Each line that holds the word "Beauchamp" is to be identified and copied.

• **Extracted information**
— BEGIN —

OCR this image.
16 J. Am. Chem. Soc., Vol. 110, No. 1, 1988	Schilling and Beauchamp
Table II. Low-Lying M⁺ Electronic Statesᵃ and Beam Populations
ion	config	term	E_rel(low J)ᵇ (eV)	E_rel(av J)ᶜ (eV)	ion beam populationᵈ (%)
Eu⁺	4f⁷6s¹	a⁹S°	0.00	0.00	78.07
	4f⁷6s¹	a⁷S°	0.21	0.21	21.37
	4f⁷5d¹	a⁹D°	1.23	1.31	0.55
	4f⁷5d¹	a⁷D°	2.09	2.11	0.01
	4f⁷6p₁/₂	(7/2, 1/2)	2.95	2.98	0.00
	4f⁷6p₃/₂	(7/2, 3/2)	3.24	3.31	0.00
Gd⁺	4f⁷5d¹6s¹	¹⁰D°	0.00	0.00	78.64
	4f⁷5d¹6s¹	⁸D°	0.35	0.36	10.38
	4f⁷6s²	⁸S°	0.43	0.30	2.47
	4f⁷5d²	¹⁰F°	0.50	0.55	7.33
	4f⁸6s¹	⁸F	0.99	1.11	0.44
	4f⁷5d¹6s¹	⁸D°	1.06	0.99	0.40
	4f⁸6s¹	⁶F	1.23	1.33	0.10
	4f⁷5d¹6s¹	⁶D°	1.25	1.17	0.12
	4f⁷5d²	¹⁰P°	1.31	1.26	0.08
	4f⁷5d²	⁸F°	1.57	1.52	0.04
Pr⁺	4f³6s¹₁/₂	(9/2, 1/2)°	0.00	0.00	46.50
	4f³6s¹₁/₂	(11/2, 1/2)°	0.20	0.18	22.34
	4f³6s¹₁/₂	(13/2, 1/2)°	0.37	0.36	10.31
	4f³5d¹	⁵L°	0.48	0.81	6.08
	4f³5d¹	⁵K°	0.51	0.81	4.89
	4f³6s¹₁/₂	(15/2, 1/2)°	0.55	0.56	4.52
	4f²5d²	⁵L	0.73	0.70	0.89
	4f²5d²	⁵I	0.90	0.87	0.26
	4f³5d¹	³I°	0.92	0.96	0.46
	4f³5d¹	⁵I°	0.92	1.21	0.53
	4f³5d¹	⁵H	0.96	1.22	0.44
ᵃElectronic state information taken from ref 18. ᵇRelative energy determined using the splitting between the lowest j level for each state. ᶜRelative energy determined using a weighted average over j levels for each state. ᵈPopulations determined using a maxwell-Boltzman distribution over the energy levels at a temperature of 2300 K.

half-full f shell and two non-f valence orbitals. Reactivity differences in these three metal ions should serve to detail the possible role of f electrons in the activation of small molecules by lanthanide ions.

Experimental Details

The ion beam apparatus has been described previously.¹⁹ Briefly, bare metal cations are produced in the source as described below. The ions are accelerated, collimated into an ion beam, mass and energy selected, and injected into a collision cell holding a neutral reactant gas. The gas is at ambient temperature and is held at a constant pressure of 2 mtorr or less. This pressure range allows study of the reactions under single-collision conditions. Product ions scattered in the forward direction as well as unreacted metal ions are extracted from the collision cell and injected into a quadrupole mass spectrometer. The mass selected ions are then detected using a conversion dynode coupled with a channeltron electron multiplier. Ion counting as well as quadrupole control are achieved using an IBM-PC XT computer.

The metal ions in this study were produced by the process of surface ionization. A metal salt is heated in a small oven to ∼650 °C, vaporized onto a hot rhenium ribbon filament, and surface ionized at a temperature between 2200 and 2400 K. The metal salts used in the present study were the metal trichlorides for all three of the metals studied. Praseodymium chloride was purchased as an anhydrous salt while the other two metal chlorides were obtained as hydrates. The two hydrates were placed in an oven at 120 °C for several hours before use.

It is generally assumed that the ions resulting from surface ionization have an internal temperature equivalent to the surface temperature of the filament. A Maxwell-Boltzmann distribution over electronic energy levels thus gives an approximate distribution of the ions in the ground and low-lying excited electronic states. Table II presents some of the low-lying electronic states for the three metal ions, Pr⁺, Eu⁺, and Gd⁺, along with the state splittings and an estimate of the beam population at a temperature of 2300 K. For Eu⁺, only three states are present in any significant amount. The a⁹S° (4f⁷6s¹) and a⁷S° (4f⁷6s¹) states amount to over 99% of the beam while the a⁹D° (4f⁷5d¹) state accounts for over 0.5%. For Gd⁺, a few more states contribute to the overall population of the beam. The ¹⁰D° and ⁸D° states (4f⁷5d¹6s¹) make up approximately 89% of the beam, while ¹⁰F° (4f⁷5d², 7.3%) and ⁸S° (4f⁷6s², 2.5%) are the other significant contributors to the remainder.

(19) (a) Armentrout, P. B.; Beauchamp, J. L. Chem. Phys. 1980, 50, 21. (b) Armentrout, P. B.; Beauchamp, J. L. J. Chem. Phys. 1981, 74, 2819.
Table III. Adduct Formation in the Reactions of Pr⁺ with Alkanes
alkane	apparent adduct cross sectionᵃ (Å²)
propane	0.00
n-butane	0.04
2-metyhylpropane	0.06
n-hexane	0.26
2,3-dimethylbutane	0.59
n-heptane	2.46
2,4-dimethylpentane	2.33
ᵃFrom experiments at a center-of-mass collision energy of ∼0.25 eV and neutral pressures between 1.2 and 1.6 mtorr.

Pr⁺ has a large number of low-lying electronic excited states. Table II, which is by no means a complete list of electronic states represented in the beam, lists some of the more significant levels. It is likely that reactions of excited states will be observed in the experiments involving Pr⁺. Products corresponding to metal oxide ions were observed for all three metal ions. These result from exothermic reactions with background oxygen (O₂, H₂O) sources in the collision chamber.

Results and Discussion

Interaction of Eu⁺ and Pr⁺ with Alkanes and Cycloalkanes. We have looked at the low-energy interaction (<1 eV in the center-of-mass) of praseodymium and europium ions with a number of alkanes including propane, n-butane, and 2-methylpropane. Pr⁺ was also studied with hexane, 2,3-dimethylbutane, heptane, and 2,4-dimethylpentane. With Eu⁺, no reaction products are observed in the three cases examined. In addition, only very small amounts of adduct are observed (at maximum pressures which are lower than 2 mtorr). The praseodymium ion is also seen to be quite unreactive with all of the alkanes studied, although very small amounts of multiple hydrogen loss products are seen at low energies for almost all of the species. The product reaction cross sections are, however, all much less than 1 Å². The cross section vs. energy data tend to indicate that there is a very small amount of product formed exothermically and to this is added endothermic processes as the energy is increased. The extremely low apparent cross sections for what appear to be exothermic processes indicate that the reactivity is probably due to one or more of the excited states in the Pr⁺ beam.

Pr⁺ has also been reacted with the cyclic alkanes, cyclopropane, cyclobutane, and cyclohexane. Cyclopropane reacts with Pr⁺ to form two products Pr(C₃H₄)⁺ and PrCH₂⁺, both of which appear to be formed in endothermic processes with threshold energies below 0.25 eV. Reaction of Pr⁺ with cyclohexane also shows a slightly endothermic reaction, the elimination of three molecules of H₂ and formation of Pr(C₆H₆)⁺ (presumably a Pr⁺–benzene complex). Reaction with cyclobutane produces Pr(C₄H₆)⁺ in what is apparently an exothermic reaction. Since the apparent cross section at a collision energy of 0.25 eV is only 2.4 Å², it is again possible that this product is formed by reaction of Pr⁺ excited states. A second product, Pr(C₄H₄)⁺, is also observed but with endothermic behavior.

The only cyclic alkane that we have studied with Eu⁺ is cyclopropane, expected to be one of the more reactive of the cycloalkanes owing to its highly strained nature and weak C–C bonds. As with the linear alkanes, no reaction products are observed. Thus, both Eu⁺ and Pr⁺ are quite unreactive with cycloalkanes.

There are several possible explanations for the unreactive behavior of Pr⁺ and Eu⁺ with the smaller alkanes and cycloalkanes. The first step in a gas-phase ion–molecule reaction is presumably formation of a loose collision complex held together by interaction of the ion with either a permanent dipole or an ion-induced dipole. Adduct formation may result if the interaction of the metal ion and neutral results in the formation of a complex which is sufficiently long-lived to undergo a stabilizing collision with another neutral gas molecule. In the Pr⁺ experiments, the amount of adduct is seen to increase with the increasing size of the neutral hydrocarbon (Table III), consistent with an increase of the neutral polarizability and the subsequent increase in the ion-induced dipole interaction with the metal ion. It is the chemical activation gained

— END —

• **In response**
16 J. Am. Chem. Soc., Vol. 110, No. 1, 1988	Schilling and Beauchamp
(19) (a) Armentrout, P. B.; Beauchamp, J. L. Chem. Phys. 1980, 50, 21. (b) Armentrout, P. B.; Beauchamp, J. L. J. Chem. Phys. 1981, 74, 2819.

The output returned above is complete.